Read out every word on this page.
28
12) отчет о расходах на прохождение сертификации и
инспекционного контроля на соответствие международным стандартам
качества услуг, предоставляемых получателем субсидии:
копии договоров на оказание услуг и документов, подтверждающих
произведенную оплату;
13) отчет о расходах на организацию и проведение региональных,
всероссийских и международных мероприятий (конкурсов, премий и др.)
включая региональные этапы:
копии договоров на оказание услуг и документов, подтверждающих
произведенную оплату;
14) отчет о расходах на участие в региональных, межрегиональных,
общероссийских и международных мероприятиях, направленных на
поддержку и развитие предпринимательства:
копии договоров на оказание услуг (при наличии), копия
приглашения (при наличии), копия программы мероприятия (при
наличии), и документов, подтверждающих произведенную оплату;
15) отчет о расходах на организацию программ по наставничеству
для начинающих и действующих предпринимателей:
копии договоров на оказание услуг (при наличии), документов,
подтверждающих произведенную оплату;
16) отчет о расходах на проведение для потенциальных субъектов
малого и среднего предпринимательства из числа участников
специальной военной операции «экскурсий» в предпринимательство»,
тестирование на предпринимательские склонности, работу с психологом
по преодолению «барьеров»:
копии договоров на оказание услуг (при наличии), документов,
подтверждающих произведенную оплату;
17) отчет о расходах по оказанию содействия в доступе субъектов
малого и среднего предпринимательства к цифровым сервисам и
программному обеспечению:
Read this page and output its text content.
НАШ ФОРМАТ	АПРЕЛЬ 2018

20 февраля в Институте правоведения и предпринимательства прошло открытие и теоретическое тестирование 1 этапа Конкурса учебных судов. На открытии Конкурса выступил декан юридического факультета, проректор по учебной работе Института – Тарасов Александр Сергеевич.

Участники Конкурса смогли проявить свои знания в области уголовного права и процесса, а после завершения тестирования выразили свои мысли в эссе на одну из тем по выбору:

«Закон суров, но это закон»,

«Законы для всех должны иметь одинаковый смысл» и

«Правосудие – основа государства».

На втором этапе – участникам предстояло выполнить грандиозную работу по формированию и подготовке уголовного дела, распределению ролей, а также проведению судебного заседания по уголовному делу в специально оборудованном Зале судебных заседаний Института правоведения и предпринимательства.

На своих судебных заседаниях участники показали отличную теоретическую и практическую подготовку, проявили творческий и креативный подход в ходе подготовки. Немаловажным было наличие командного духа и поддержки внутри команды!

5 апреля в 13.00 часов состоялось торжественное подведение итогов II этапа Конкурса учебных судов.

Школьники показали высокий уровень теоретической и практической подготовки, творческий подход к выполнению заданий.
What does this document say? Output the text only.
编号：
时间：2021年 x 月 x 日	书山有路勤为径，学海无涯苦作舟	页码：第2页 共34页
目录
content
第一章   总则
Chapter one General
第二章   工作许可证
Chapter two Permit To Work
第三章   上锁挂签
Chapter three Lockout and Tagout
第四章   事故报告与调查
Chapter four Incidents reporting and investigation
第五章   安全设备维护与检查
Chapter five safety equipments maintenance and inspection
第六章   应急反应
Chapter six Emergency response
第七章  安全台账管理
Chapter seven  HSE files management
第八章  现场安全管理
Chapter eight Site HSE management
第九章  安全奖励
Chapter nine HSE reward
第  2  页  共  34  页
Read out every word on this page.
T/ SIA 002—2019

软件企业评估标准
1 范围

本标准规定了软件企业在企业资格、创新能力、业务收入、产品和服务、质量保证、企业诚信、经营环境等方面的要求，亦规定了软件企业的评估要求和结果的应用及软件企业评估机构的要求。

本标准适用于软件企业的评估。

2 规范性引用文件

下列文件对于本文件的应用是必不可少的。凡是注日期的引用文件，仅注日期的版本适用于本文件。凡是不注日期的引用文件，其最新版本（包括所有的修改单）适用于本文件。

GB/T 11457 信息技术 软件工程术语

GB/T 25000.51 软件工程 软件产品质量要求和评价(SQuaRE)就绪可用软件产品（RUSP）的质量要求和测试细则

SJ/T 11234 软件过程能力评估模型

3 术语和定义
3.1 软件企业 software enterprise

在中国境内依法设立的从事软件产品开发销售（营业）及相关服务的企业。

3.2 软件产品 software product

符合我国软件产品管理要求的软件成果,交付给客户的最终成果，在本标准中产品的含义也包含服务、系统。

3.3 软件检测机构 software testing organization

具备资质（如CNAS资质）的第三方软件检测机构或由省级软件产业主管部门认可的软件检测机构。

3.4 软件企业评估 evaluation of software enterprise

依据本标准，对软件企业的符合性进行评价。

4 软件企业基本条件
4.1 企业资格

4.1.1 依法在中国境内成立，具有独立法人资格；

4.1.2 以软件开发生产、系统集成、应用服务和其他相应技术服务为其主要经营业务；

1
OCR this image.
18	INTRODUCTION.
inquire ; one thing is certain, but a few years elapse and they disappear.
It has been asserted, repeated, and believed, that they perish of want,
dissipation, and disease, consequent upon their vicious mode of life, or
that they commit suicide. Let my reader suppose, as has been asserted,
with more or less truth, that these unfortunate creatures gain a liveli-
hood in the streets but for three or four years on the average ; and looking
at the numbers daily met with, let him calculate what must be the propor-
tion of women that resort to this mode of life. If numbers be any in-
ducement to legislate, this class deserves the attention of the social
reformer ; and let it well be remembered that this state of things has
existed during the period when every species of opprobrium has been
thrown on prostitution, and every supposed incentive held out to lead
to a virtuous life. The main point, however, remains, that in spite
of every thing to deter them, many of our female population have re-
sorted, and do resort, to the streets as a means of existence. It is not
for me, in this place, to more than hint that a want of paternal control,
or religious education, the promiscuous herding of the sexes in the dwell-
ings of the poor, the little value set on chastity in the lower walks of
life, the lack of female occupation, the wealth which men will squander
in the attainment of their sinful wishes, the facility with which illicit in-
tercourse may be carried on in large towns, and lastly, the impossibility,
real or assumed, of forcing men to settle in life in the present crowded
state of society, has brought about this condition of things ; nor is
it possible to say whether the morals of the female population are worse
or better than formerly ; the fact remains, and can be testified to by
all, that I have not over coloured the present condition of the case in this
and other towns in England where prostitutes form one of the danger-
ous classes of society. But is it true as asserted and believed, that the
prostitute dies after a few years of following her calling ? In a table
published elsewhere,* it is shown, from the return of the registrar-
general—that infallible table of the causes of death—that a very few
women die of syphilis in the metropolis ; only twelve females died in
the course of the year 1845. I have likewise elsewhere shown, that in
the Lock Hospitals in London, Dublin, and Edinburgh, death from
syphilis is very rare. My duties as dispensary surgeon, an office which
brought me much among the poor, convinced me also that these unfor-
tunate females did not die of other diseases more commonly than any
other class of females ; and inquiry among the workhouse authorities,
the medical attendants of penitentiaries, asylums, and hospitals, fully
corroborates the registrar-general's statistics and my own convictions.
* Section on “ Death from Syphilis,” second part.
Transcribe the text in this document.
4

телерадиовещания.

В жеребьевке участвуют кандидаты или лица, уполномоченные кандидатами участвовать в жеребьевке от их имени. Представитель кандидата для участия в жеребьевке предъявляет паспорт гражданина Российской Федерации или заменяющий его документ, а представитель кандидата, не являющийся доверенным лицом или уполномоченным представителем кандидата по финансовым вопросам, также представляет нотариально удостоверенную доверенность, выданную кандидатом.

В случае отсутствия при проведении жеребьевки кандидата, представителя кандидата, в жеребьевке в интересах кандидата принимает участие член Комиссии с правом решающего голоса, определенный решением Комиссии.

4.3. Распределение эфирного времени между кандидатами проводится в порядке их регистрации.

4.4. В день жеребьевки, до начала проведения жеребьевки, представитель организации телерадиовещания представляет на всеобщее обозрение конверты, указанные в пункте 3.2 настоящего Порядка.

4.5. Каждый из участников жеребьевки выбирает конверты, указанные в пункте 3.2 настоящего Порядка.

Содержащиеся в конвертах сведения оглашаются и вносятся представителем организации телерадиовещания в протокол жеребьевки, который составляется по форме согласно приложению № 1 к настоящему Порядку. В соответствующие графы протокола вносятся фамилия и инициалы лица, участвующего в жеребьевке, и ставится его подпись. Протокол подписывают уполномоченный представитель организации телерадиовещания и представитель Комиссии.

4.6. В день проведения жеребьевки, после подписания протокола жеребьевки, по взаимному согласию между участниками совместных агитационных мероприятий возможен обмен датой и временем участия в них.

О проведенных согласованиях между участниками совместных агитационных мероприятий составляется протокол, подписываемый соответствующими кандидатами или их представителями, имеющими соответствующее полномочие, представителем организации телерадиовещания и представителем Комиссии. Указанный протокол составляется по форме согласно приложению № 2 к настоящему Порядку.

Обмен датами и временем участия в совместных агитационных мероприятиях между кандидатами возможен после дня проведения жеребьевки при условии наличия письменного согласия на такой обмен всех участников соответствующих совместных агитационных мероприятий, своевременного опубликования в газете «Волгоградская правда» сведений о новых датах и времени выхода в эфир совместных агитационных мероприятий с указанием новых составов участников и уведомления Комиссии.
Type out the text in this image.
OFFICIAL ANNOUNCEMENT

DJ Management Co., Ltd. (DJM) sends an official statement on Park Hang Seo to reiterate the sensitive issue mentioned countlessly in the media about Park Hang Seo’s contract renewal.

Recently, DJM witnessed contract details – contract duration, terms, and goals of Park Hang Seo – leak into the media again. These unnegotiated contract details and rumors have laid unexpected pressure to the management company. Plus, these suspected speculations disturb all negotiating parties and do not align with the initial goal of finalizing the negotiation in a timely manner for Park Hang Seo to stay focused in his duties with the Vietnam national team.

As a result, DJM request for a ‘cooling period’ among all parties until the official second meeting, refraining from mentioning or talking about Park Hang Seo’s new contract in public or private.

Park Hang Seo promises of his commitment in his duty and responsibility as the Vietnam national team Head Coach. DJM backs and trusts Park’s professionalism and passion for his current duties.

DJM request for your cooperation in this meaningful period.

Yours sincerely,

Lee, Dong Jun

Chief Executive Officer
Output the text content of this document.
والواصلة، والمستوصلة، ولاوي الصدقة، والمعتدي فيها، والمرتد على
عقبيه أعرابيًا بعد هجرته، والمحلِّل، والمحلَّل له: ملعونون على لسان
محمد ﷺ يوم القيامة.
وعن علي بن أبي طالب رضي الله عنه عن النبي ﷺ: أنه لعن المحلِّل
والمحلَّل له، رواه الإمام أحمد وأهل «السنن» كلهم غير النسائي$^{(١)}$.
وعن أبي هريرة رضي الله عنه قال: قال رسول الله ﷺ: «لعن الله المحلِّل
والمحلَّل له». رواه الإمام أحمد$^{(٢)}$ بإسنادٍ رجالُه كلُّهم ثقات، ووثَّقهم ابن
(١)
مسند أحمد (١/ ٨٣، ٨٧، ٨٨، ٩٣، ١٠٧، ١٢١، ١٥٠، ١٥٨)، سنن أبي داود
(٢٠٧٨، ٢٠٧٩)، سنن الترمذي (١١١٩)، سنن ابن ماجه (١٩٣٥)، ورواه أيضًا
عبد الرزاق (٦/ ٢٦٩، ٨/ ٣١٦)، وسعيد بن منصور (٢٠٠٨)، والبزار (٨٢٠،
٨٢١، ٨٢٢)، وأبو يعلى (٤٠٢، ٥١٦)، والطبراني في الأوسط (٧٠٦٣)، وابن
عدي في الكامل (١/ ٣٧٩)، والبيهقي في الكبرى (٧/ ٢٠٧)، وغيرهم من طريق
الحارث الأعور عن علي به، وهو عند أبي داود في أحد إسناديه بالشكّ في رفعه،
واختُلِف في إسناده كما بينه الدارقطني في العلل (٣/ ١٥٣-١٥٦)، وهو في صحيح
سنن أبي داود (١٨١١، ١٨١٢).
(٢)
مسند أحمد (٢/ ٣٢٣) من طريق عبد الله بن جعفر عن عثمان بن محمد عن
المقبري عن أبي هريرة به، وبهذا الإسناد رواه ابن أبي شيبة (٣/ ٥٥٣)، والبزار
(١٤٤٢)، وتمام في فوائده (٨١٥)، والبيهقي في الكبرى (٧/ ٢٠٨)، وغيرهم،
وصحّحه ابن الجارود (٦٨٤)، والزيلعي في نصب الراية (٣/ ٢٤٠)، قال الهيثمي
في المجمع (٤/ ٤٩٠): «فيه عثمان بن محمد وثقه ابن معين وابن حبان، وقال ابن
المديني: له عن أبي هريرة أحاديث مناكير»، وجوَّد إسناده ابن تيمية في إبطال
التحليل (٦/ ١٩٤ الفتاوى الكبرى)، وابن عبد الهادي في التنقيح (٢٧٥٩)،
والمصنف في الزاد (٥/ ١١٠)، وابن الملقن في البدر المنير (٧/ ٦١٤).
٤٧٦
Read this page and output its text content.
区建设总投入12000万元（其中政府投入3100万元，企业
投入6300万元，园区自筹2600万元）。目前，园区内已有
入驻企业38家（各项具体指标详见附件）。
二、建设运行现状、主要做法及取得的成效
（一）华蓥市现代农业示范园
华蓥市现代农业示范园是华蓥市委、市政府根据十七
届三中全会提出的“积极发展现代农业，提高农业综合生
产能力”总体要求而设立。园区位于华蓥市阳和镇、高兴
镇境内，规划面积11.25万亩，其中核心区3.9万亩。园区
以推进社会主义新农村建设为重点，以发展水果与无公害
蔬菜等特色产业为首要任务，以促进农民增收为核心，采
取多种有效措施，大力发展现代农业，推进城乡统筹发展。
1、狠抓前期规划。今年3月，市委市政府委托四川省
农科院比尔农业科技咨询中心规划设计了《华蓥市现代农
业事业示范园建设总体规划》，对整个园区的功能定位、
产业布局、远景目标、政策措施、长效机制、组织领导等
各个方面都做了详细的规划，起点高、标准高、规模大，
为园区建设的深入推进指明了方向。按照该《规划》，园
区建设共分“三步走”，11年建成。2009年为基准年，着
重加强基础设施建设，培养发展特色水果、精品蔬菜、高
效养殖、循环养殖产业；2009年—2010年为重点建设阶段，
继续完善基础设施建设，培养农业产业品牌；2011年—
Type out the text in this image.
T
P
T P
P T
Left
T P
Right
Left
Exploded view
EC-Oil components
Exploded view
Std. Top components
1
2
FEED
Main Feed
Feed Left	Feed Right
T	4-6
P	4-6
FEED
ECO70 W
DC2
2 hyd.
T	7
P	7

### Work required
In the listing above, find each line with the word "Комиссии" and copy it.

### Worked answer
В случае отсутствия при проведении жеребьевки кандидата, представителя кандидата, в жеребьевке в интересах кандидата принимает участие член Комиссии с правом решающего голоса, определенный решением Комиссии.
Содержащиеся в конвертах сведения оглашаются и вносятся представителем организации телерадиовещания в протокол жеребьевки, который составляется по форме согласно приложению № 1 к настоящему Порядку. В соответствующие графы протокола вносятся фамилия и инициалы лица, участвующего в жеребьевке, и ставится его подпись. Протокол подписывают уполномоченный представитель организации телерадиовещания и представитель Комиссии.
О проведенных согласованиях между участниками совместных агитационных мероприятий составляется протокол, подписываемый соответствующими кандидатами или их представителями, имеющими соответствующее полномочие, представителем организации телерадиовещания и представителем Комиссии. Указанный протокол составляется по форме согласно приложению № 2 к настоящему Порядку.
Обмен датами и временем участия в совместных агитационных мероприятиях между кандидатами возможен после дня проведения жеребьевки при условии наличия письменного согласия на такой обмен всех участников соответствующих совместных агитационных мероприятий, своевременного опубликования в газете «Волгоградская правда» сведений о новых датах и времени выхода в эфир совместных агитационных мероприятий с указанием новых составов участников и уведомления Комиссии.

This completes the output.